'''

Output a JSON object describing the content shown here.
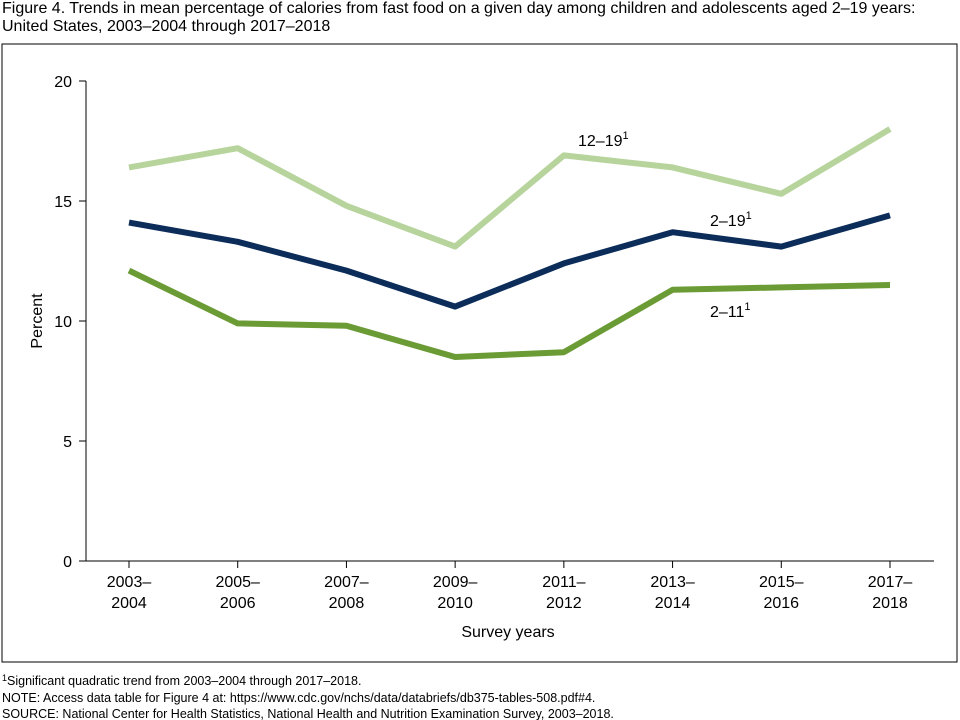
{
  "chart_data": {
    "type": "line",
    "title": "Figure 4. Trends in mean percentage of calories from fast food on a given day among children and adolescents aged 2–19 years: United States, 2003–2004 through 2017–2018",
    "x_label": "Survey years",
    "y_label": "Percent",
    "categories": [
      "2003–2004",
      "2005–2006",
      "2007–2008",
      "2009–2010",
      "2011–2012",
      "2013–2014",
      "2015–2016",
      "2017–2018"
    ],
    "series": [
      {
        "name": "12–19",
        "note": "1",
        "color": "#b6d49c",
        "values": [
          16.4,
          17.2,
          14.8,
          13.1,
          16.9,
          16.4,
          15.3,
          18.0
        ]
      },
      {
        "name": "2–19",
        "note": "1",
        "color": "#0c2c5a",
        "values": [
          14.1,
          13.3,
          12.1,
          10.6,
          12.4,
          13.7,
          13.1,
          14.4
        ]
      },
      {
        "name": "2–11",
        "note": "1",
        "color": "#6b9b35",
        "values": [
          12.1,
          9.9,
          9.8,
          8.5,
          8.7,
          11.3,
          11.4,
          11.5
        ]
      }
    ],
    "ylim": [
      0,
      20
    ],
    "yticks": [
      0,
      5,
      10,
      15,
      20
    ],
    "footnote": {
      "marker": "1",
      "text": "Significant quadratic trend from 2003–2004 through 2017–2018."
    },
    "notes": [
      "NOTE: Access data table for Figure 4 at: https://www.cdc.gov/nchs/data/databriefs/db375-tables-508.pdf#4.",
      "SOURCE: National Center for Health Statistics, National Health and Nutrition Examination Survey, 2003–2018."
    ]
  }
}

'''
'''

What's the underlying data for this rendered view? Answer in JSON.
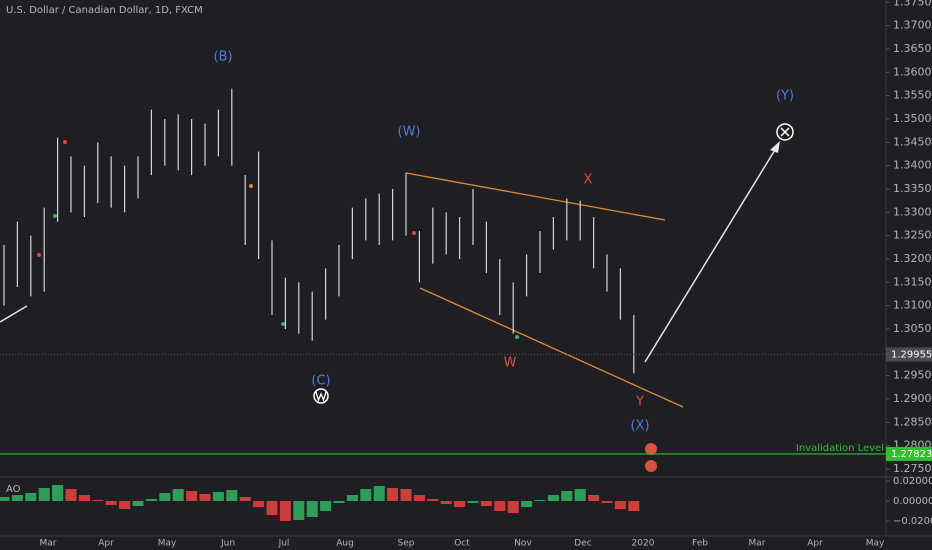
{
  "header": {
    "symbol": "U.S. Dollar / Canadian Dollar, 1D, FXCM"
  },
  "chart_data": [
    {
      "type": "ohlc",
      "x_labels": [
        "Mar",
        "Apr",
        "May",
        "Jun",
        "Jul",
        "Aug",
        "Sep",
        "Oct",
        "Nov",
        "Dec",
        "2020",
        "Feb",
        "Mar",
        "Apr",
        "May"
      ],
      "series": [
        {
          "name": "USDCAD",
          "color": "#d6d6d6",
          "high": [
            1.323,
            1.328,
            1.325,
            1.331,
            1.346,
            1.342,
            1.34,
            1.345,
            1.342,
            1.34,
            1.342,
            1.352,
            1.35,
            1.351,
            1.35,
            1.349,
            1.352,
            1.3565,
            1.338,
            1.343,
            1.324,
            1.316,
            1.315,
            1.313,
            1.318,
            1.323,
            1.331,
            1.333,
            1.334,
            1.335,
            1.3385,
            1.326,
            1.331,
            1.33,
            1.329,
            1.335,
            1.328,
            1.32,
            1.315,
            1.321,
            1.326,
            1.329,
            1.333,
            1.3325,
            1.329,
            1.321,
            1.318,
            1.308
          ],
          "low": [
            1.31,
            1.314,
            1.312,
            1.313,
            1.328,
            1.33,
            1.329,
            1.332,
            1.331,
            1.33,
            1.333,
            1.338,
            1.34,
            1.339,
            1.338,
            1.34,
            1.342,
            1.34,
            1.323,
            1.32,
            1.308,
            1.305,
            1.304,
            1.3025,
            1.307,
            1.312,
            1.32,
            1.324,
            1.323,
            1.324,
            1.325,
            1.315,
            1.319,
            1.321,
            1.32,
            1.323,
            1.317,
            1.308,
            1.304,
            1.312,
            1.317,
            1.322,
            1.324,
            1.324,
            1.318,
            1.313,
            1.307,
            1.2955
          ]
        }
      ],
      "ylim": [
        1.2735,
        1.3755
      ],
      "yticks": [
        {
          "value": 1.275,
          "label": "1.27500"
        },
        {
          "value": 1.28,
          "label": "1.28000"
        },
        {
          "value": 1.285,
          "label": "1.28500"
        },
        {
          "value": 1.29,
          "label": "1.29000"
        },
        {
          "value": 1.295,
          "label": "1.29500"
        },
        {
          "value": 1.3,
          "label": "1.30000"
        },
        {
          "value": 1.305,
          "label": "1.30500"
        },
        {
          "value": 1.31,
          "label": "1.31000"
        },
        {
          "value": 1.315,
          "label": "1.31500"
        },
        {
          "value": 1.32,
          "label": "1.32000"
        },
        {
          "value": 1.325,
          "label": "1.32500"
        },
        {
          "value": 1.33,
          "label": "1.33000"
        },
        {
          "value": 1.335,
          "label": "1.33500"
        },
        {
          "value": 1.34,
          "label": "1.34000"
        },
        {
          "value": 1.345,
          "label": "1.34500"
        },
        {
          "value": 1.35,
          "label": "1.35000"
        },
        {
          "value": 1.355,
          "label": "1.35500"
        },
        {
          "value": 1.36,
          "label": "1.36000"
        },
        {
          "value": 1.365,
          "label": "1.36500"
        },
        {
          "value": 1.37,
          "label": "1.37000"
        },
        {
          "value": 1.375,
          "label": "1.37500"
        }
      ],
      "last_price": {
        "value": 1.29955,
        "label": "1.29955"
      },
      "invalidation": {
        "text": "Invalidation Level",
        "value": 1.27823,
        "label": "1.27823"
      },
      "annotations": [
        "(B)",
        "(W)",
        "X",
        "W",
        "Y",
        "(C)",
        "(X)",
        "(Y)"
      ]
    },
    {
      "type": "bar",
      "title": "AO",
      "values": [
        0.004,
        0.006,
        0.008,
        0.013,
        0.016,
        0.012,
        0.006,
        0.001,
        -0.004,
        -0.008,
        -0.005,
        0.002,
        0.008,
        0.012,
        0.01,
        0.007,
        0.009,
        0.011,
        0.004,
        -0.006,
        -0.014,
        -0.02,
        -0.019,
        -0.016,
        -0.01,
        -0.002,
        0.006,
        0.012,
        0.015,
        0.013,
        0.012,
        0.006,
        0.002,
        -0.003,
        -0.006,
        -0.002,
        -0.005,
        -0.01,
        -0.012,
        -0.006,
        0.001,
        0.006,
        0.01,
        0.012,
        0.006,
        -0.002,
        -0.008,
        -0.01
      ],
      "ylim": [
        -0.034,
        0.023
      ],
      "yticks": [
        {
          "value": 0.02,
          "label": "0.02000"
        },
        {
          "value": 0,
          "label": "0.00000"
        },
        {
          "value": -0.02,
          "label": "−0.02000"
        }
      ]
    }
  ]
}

'''
'''

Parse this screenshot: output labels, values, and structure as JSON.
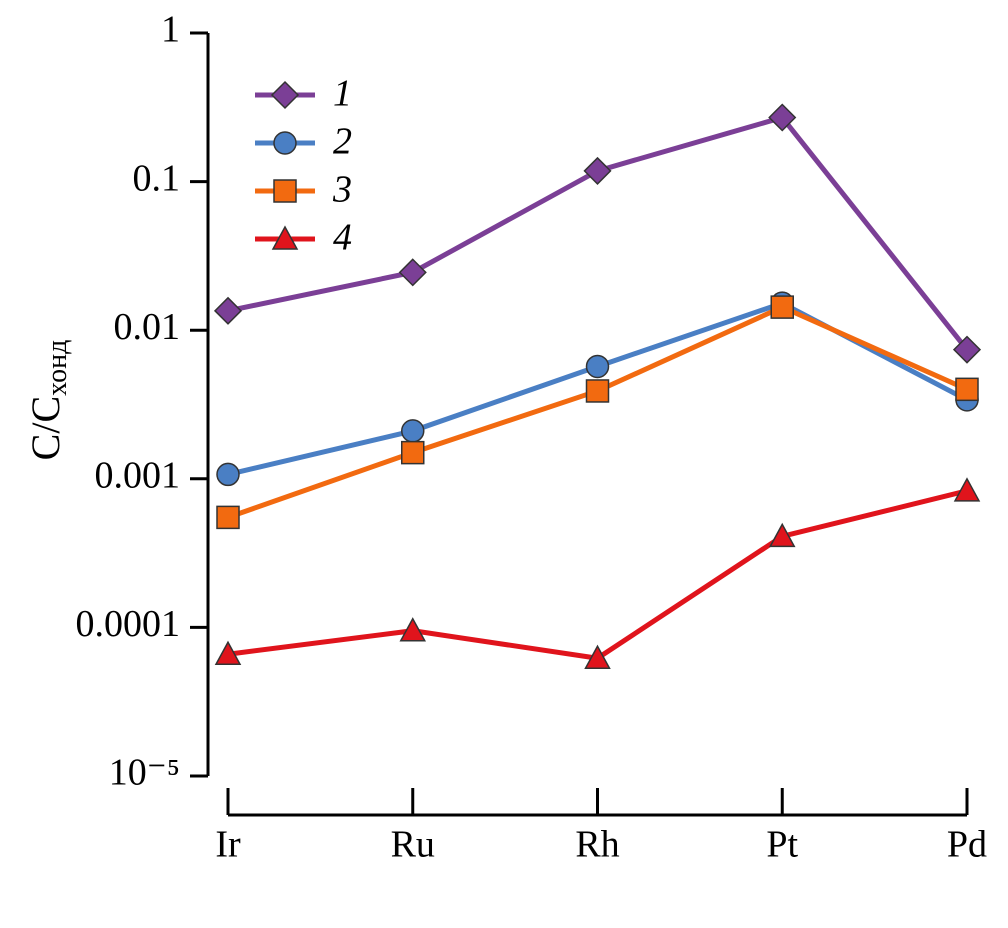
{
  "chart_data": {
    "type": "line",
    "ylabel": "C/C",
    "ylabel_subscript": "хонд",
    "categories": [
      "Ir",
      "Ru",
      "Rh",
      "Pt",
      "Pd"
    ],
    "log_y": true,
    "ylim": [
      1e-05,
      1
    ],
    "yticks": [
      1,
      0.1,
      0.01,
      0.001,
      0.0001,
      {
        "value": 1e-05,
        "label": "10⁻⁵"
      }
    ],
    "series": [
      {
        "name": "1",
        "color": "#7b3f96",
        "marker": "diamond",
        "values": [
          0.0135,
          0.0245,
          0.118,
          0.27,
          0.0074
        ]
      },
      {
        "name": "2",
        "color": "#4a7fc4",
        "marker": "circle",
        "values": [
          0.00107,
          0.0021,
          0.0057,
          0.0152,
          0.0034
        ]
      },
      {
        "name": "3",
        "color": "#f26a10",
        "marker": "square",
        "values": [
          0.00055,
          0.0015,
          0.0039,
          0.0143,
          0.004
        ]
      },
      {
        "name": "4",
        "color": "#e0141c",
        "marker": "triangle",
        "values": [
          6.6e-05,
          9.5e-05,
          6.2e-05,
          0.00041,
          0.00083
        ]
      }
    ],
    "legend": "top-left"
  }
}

'''

- _YOUR GOAL_:
Count every line of the records that holds the string "text". Write only the total.

- _IN RESPONSE_:
2